| Exercise objective |
Leave out every picture, then transcribe the rest of the listing exactly.

# Data for the task start

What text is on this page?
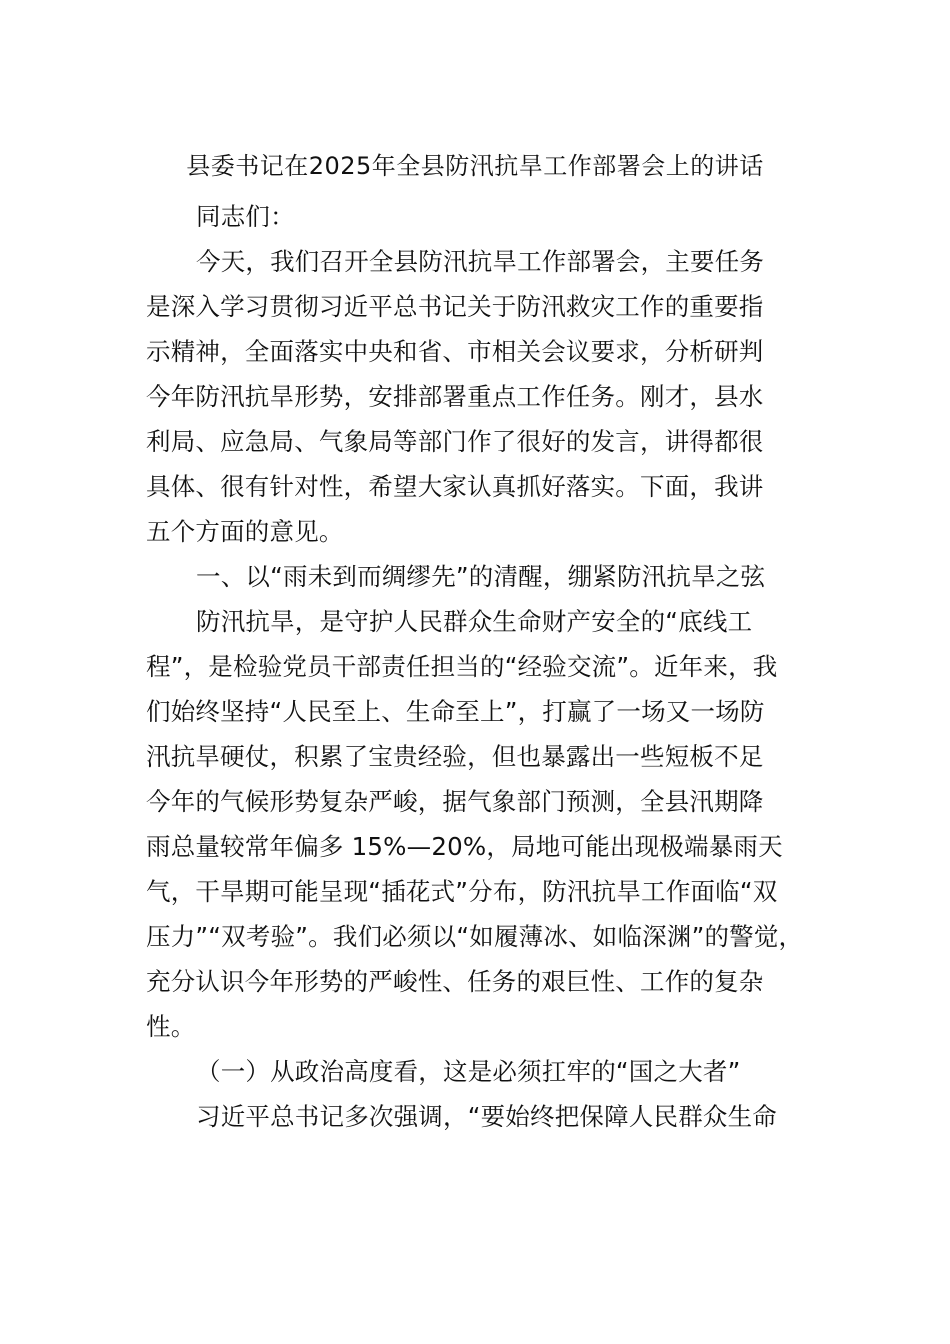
县委书记在2025年全县防汛抗旱工作部署会上的讲话
同志们：
今天，我们召开全县防汛抗旱工作部署会，主要任务
是深入学习贯彻习近平总书记关于防汛救灾工作的重要指
示精神，全面落实中央和省、市相关会议要求，分析研判
今年防汛抗旱形势，安排部署重点工作任务。刚才，县水
利局、应急局、气象局等部门作了很好的发言，讲得都很
具体、很有针对性，希望大家认真抓好落实。下面，我讲
五个方面的意见。
一、以“雨未到而绸缪先”的清醒，绷紧防汛抗旱之弦
防汛抗旱，是守护人民群众生命财产安全的“底线工
程”，是检验党员干部责任担当的“经验交流”。近年来，我
们始终坚持“人民至上、生命至上”，打赢了一场又一场防
汛抗旱硬仗，积累了宝贵经验，但也暴露出一些短板不足
今年的气候形势复杂严峻，据气象部门预测，全县汛期降
雨总量较常年偏多 15%—20%，局地可能出现极端暴雨天
气，干旱期可能呈现“插花式”分布，防汛抗旱工作面临“双
压力”“双考验”。我们必须以“如履薄冰、如临深渊”的警觉，
充分认识今年形势的严峻性、任务的艰巨性、工作的复杂
性。
（一）从政治高度看，这是必须扛牢的“国之大者”
习近平总书记多次强调，“要始终把保障人民群众生命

# Data for the task end

| Task response |
What text is on this page?
县委书记在2025年全县防汛抗旱工作部署会上的讲话
同志们：
今天，我们召开全县防汛抗旱工作部署会，主要任务
是深入学习贯彻习近平总书记关于防汛救灾工作的重要指
示精神，全面落实中央和省、市相关会议要求，分析研判
今年防汛抗旱形势，安排部署重点工作任务。刚才，县水
利局、应急局、气象局等部门作了很好的发言，讲得都很
具体、很有针对性，希望大家认真抓好落实。下面，我讲
五个方面的意见。
一、以“雨未到而绸缪先”的清醒，绷紧防汛抗旱之弦
防汛抗旱，是守护人民群众生命财产安全的“底线工
程”，是检验党员干部责任担当的“经验交流”。近年来，我
们始终坚持“人民至上、生命至上”，打赢了一场又一场防
汛抗旱硬仗，积累了宝贵经验，但也暴露出一些短板不足
今年的气候形势复杂严峻，据气象部门预测，全县汛期降
雨总量较常年偏多 15%—20%，局地可能出现极端暴雨天
气，干旱期可能呈现“插花式”分布，防汛抗旱工作面临“双
压力”“双考验”。我们必须以“如履薄冰、如临深渊”的警觉，
充分认识今年形势的严峻性、任务的艰巨性、工作的复杂
性。
（一）从政治高度看，这是必须扛牢的“国之大者”
习近平总书记多次强调，“要始终把保障人民群众生命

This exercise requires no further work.